Using the records provided below, locate and copy each line that contains the word "mantissa".

==========

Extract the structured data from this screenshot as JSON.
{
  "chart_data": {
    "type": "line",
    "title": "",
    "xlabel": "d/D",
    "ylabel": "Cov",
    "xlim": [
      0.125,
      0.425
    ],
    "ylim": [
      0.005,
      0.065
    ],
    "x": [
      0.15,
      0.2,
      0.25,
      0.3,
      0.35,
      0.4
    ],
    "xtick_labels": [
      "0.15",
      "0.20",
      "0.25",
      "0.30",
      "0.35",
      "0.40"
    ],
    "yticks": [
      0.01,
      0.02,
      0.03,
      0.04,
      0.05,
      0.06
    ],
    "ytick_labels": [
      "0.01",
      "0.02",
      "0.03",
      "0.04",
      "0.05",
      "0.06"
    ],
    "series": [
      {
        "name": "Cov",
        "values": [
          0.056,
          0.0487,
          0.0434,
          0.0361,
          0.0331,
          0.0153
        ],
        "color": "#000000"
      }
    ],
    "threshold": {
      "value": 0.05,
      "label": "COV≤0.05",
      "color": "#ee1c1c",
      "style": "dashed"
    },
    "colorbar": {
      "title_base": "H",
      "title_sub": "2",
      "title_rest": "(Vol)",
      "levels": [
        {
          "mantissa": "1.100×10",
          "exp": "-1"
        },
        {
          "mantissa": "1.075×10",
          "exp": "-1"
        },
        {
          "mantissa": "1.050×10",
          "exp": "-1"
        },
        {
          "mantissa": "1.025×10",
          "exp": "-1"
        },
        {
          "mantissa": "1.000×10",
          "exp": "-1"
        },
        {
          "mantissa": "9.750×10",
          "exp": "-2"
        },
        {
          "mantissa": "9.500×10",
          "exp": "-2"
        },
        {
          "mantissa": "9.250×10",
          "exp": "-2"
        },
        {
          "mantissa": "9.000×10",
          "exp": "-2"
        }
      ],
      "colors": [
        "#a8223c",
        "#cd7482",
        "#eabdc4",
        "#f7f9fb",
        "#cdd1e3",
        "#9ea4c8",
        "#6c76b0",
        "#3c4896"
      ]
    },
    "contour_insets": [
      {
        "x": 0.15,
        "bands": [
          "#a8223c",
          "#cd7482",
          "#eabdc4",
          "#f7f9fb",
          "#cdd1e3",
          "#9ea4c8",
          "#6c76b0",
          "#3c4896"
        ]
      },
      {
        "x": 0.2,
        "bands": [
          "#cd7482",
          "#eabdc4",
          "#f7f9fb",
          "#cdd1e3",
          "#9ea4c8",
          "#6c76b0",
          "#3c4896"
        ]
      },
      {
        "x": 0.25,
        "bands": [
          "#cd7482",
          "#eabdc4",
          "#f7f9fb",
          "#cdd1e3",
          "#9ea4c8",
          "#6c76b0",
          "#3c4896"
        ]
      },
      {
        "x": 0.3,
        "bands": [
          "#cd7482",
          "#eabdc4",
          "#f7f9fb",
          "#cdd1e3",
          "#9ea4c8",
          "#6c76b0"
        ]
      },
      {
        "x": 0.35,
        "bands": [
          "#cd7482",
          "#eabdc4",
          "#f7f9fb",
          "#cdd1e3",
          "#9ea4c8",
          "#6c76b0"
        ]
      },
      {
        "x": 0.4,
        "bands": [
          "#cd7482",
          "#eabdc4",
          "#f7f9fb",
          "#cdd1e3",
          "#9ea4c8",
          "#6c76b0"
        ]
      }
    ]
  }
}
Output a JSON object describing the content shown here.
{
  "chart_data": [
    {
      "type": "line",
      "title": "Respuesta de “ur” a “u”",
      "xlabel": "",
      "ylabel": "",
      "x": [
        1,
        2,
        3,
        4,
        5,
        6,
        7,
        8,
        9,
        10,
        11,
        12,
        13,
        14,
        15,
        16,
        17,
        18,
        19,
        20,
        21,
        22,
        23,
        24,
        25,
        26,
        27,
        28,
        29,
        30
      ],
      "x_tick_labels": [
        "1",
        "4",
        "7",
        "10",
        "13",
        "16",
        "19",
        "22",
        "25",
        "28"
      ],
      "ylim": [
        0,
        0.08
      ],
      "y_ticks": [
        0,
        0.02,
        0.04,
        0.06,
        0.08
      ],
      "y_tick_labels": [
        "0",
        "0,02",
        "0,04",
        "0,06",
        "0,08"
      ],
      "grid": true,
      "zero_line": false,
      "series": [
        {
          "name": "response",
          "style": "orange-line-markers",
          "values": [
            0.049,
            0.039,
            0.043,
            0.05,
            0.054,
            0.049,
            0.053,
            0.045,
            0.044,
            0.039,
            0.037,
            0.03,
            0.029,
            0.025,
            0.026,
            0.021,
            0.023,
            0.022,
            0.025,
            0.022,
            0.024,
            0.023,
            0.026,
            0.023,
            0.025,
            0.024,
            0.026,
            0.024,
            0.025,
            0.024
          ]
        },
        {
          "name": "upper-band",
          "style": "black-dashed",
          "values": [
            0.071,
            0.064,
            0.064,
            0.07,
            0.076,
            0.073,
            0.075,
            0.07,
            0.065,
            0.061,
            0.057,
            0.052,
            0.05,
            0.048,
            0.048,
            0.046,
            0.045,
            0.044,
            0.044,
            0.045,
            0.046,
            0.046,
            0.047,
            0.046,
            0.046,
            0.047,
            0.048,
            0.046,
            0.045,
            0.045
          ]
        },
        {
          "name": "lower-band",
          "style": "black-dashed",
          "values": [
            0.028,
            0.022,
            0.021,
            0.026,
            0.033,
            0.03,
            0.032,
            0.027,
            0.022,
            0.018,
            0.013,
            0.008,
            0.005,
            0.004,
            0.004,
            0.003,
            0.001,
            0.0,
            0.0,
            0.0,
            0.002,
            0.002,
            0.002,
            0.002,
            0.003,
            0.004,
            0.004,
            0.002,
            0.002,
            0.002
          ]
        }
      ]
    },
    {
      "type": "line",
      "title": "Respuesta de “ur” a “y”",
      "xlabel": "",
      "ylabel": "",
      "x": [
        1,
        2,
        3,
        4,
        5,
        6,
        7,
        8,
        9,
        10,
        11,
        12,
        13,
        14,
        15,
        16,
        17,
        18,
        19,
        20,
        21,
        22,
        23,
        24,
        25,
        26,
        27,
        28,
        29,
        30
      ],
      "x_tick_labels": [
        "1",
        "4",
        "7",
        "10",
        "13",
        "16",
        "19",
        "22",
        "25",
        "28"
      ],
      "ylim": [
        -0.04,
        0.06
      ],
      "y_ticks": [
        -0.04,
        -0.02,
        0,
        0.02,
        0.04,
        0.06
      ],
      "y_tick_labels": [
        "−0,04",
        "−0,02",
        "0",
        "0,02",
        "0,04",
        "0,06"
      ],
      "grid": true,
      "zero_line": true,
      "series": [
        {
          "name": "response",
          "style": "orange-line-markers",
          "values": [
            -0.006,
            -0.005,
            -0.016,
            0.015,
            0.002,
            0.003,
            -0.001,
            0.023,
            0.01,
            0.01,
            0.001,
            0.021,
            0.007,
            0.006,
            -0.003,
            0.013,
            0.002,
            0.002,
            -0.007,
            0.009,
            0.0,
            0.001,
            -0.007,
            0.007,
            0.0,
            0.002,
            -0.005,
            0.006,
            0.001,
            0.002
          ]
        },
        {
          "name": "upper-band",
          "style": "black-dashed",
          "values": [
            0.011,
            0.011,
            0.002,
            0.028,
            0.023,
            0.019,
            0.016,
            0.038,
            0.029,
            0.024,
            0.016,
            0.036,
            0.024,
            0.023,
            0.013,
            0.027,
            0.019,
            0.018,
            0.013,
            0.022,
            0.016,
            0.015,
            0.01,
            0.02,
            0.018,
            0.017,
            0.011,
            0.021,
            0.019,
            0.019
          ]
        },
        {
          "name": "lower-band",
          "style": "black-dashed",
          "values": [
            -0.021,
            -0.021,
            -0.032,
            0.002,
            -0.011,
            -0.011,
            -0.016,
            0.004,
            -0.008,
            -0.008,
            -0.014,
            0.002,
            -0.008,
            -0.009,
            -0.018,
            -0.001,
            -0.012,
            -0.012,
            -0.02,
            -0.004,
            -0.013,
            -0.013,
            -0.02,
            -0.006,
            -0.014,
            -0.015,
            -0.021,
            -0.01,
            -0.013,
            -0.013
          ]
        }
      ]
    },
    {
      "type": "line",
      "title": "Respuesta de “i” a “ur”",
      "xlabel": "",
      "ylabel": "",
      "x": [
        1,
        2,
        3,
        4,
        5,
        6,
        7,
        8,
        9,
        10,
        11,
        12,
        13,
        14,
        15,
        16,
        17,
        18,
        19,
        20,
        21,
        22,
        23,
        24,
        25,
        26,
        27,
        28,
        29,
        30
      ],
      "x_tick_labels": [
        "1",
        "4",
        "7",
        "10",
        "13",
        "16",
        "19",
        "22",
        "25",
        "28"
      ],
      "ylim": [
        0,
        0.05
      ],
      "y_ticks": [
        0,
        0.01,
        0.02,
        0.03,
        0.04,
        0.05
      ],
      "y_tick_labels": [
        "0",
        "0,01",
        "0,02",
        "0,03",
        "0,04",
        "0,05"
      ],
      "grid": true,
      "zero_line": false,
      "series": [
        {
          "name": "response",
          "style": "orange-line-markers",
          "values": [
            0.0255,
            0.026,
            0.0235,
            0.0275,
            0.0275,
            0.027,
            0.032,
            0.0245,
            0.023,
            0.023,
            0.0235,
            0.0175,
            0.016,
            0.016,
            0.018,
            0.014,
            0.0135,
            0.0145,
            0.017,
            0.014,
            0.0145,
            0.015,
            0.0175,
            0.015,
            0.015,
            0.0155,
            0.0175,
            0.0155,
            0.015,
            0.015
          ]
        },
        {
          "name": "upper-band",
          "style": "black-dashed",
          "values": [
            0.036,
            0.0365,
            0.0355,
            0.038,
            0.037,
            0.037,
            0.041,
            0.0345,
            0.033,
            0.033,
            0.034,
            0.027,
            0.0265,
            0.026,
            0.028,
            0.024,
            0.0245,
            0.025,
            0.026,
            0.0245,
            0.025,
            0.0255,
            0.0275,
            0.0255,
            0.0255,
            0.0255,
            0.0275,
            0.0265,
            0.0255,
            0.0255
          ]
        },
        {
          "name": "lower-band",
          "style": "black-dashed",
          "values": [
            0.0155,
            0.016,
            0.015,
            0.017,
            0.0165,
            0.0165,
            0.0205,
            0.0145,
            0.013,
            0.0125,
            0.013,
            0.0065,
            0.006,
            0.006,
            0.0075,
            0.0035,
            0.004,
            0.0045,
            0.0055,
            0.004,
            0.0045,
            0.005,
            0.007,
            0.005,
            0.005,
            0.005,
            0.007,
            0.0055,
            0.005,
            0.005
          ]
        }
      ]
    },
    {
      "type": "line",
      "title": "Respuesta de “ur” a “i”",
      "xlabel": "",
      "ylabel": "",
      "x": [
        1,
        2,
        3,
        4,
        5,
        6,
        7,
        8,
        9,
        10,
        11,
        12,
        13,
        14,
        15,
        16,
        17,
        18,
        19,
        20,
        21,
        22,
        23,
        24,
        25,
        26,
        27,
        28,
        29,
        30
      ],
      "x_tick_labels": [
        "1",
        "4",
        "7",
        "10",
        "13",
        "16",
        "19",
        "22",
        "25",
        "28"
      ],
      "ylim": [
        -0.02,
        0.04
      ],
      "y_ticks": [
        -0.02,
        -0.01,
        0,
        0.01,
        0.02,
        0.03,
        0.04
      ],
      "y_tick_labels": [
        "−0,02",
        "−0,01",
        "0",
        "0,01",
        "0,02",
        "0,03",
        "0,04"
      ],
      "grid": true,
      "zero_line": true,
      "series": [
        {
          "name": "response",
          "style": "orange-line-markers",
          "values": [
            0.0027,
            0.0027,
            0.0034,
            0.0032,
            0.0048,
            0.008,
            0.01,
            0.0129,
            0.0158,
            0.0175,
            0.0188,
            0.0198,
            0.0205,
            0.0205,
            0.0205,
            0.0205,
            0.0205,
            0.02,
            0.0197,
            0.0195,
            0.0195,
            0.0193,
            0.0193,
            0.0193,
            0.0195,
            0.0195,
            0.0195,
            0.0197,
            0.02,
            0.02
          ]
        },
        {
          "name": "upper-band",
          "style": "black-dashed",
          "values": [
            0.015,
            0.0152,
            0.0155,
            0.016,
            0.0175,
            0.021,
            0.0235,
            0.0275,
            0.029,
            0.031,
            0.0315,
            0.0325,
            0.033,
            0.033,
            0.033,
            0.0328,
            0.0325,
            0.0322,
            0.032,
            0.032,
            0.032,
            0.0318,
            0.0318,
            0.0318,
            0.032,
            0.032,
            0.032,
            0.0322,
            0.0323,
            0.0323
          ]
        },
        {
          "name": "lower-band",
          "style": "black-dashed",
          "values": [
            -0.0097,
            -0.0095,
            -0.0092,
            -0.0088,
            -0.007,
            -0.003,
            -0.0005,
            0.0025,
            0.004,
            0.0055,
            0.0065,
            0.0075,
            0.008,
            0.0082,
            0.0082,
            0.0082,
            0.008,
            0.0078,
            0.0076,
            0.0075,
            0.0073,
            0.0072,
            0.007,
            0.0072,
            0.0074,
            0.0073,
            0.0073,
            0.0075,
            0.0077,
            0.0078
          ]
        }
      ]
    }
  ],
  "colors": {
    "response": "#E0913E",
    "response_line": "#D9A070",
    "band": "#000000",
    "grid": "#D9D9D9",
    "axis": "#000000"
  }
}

==========

RESPONSE
          "mantissa": "1.100×10",
          "mantissa": "1.075×10",
          "mantissa": "1.050×10",
          "mantissa": "1.025×10",
          "mantissa": "1.000×10",
          "mantissa": "9.750×10",
          "mantissa": "9.500×10",
          "mantissa": "9.250×10",
          "mantissa": "9.000×10",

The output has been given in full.